Provided passage:
Following the discovery of water contamination at Camp Lejeune, MSI aided the US Marine Corps (USMC) and the Department of Veterans Affairs (VA) to identify affected Marines that were eligible for care.

The site operated using Muster Reports, logs that registered personnel on base tracked their locations and tasks daily.

With veterans calling in constantly to get proof of their whereabouts and determine their eligibility for care, accuracy and speed were critical. However, the Muster Reports were stored on more than 11,000 rolls of decaying microfilm and 158,000 sheets of microfiche, spanning 1948-2005.

Our Solution

We began processing the entire collection, with the first stage involving digitizing more than 69 million images. The deliverable eventually totaled more than 200 terabytes of data based on a petabyte of scanning, installing massive server capacity on-site throughout a 2.5-year scanning process that was one of the largest completed by MSI.

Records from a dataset
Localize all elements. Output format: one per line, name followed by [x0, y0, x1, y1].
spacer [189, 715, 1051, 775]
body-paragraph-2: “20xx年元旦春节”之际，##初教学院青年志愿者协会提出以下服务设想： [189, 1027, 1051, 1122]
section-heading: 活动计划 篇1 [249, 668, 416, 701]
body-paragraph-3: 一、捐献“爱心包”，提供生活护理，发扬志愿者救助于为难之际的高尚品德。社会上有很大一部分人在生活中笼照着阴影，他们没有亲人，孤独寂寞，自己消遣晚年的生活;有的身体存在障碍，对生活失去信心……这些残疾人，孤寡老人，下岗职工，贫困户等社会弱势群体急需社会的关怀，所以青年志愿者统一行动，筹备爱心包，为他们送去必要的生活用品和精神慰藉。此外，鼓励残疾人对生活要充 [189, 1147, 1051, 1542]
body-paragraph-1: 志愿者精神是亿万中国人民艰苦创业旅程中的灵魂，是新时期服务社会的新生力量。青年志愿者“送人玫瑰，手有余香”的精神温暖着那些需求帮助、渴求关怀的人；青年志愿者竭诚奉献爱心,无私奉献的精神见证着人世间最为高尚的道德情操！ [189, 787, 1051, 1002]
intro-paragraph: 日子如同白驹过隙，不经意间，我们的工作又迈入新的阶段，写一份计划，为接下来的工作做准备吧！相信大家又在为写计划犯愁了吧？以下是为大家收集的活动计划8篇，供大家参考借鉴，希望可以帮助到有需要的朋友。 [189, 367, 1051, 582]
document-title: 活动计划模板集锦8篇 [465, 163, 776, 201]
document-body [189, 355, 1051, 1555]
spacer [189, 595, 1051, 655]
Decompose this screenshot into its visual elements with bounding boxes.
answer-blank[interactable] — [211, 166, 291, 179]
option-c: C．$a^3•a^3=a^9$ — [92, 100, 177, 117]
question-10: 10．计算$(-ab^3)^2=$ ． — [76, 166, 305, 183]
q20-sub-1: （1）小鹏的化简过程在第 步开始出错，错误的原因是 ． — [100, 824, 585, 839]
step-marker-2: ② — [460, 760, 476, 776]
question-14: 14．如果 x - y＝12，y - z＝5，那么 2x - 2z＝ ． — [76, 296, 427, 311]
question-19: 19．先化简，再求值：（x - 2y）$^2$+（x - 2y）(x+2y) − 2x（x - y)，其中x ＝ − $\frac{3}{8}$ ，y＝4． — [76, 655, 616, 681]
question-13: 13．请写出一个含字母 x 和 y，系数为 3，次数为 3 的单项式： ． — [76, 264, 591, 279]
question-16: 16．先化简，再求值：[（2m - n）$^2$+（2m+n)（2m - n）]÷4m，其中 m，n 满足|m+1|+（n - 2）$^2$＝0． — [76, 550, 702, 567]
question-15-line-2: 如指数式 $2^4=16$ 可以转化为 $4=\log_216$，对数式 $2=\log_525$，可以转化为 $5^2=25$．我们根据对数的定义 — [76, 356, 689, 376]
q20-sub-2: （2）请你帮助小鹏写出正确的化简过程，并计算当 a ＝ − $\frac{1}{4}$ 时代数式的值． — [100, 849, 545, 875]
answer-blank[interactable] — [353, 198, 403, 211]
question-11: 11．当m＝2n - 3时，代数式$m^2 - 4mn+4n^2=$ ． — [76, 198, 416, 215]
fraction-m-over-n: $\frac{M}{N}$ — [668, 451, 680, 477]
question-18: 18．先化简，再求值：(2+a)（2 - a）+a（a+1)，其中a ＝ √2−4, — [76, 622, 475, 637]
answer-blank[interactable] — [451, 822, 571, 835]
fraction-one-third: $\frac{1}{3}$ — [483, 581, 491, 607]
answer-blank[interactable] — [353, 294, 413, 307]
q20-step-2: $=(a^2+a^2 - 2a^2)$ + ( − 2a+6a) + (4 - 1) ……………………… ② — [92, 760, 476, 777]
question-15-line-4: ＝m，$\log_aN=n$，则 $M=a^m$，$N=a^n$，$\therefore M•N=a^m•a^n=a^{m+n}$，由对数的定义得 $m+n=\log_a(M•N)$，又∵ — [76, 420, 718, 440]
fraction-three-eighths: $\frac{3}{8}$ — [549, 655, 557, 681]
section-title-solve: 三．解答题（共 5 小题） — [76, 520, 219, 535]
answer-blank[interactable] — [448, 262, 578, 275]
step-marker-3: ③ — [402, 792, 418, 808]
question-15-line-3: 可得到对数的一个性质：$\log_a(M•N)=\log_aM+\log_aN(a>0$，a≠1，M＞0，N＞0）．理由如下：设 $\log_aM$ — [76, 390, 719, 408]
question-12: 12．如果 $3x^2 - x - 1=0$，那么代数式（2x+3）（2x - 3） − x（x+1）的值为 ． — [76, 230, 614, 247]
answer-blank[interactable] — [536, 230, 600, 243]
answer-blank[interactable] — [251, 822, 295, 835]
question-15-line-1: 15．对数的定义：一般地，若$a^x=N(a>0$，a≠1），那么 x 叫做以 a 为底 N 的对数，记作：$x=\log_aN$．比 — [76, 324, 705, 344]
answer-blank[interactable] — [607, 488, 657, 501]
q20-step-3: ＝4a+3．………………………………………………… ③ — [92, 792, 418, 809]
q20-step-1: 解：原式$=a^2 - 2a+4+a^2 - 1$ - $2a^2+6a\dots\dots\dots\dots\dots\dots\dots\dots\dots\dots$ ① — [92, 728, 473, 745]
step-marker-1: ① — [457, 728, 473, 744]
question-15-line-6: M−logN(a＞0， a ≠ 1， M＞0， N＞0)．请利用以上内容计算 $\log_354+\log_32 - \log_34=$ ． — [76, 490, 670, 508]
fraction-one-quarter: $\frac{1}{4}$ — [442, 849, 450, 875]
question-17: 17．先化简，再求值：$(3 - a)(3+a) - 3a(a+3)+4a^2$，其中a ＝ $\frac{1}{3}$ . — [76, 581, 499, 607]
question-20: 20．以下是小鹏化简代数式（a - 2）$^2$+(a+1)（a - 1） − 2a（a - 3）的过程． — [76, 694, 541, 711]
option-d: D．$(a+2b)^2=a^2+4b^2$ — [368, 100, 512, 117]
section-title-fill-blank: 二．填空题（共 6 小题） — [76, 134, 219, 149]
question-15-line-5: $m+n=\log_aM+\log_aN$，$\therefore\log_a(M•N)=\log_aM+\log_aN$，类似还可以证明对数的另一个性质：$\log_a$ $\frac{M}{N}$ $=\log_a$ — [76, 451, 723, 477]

Task set:
• A. Write out the Camp Lejeune passage from "Following the discovery" up to and including "and tasks daily.".
• B. Answer these questions using the Camp Lejeune passage:
(i) What range of years do the Muster Reports cover?
(ii) How many images were digitized in the first stage of processing?
(iii) How long did the scanning process last?
• C. Summarize the Camp Lejeune passage in two sentences.
This listing was drawn from a separate source and is unrelated to the Camp Lejeune passage.

Answers per task:
• A.
Following the discovery of water contamination at Camp Lejeune, MSI aided the US Marine Corps (USMC) and the Department of Veterans Affairs (VA) to identify affected Marines that were eligible for care.

The site operated using Muster Reports, logs that registered personnel on base tracked their locations and tasks daily.

• B.
(i) 1948-2005
(ii) More than 69 million
(iii) 2.5 years

• C. After water contamination was discovered at Camp Lejeune, MSI helped the USMC and the VA identify affected Marines eligible for care, but the daily Muster Reports needed to confirm their whereabouts were stored on decaying microfilm and microfiche. MSI digitized more than 69 million images in a 2.5-year scanning process, producing more than 200 terabytes of data.